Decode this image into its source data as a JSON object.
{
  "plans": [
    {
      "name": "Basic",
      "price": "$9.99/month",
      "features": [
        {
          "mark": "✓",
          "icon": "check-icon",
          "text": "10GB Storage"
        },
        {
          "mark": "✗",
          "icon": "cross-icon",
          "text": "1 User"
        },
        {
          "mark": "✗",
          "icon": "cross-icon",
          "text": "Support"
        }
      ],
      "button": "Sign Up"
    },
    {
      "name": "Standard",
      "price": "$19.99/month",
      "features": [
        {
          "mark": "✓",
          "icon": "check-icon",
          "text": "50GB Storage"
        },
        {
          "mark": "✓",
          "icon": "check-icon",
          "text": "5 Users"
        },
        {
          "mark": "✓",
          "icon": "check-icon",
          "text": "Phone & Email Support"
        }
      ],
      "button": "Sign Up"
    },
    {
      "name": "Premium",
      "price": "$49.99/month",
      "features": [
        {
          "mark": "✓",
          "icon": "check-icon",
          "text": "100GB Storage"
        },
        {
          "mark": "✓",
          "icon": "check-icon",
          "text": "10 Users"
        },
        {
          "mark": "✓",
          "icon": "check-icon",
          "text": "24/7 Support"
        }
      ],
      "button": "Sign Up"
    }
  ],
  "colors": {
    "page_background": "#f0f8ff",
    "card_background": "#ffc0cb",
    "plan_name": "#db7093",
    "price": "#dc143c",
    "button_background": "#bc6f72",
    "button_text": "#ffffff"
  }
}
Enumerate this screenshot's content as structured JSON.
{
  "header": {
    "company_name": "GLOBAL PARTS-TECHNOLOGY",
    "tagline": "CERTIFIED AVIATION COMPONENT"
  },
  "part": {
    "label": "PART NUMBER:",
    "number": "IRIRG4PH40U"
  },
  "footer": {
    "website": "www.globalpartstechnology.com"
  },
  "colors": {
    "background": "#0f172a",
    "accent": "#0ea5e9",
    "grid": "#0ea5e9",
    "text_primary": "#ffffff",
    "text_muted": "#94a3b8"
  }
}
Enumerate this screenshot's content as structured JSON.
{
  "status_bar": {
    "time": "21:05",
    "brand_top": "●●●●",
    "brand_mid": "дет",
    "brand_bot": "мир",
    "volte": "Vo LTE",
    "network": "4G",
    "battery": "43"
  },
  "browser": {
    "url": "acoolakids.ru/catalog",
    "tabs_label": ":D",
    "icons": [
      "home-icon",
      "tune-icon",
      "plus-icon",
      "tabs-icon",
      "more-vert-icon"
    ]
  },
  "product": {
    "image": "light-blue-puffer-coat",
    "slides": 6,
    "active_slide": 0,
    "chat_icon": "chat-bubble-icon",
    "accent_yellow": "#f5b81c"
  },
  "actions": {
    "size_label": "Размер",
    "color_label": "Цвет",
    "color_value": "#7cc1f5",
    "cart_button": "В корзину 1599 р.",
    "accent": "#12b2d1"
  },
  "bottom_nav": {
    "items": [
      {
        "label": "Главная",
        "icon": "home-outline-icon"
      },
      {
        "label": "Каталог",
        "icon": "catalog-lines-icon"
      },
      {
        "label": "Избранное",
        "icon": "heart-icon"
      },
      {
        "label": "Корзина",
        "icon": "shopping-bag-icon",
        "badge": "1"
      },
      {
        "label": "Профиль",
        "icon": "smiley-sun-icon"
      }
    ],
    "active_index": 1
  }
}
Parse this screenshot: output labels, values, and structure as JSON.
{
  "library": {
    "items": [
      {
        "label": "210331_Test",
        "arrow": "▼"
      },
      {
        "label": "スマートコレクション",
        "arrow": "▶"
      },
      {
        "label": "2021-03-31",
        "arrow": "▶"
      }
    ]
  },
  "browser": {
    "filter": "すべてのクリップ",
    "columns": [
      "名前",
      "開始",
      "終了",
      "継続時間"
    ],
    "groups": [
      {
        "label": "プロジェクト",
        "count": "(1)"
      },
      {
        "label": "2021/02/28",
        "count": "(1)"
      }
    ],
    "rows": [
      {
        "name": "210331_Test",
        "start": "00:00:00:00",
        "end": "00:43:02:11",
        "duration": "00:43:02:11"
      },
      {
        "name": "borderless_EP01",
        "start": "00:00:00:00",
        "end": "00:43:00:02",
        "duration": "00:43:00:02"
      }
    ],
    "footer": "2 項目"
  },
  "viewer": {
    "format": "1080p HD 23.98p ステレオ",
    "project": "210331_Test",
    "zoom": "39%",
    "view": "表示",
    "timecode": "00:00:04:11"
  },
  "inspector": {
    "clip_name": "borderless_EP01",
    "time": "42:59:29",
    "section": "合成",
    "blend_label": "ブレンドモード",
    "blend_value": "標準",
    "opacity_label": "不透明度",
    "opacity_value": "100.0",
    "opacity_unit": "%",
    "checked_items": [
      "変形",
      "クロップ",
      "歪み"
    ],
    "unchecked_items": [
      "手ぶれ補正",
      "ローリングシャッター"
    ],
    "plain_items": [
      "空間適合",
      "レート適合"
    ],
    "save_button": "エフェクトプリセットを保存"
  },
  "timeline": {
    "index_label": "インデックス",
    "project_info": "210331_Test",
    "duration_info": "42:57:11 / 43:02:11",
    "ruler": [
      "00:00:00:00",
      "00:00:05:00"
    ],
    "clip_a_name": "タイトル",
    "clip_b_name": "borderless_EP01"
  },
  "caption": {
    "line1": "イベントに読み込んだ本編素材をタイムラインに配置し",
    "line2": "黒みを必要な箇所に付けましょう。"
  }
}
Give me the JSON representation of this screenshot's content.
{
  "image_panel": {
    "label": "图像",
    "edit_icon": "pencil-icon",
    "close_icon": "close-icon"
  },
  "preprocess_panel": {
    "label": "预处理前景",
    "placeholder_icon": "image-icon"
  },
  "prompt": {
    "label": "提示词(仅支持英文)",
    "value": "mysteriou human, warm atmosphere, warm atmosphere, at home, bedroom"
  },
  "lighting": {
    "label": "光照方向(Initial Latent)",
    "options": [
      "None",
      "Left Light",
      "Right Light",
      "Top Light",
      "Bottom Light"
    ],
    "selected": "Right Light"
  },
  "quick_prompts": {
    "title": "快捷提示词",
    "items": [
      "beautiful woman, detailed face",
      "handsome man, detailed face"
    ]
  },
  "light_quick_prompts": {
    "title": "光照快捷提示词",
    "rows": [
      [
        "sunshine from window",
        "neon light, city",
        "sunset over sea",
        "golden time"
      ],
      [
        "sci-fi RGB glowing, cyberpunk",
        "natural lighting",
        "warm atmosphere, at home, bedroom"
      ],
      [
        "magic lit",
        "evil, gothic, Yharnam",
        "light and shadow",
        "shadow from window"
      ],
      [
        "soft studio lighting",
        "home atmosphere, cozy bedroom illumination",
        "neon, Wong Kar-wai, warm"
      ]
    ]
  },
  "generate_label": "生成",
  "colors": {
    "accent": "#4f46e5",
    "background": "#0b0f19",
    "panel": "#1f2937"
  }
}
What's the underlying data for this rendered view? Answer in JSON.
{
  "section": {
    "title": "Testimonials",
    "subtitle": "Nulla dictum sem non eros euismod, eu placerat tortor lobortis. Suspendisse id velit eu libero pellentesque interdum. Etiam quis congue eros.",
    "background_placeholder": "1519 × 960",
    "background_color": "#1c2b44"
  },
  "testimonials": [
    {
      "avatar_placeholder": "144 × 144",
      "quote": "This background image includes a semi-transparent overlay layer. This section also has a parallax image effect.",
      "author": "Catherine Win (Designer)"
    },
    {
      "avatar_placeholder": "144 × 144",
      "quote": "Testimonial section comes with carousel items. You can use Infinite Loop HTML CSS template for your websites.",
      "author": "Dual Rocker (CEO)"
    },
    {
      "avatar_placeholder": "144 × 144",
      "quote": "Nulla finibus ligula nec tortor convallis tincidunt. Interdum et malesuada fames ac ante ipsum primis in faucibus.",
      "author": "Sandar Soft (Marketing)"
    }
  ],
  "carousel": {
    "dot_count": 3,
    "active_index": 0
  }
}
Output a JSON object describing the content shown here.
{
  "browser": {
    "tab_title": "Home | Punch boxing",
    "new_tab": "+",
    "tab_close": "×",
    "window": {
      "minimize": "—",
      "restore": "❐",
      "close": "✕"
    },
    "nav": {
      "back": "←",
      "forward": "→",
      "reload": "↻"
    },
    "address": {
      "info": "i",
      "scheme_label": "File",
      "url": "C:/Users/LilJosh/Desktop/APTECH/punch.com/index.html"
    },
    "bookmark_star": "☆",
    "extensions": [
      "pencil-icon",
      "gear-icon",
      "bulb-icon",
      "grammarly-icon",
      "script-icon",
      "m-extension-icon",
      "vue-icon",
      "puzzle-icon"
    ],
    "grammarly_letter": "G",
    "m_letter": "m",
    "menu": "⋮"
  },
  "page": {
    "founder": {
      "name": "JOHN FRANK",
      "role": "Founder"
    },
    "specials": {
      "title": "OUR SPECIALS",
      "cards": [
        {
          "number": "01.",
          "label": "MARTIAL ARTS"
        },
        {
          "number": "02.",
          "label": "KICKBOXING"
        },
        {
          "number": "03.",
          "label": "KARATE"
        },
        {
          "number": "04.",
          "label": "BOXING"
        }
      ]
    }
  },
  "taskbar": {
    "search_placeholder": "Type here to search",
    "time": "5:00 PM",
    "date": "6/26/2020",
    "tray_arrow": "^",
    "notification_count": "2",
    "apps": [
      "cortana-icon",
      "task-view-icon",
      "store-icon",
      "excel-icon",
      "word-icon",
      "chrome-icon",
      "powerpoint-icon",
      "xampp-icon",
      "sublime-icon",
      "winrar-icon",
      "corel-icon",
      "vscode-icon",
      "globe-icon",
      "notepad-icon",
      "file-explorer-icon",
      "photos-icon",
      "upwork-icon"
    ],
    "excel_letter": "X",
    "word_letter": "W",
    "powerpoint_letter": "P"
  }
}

* **WHAT YOU WILL DO**: From the entries above, pull out each line that includes "Storage".

* **ANSWER TO THE TASK**:
          "text": "10GB Storage"
          "text": "50GB Storage"
          "text": "100GB Storage"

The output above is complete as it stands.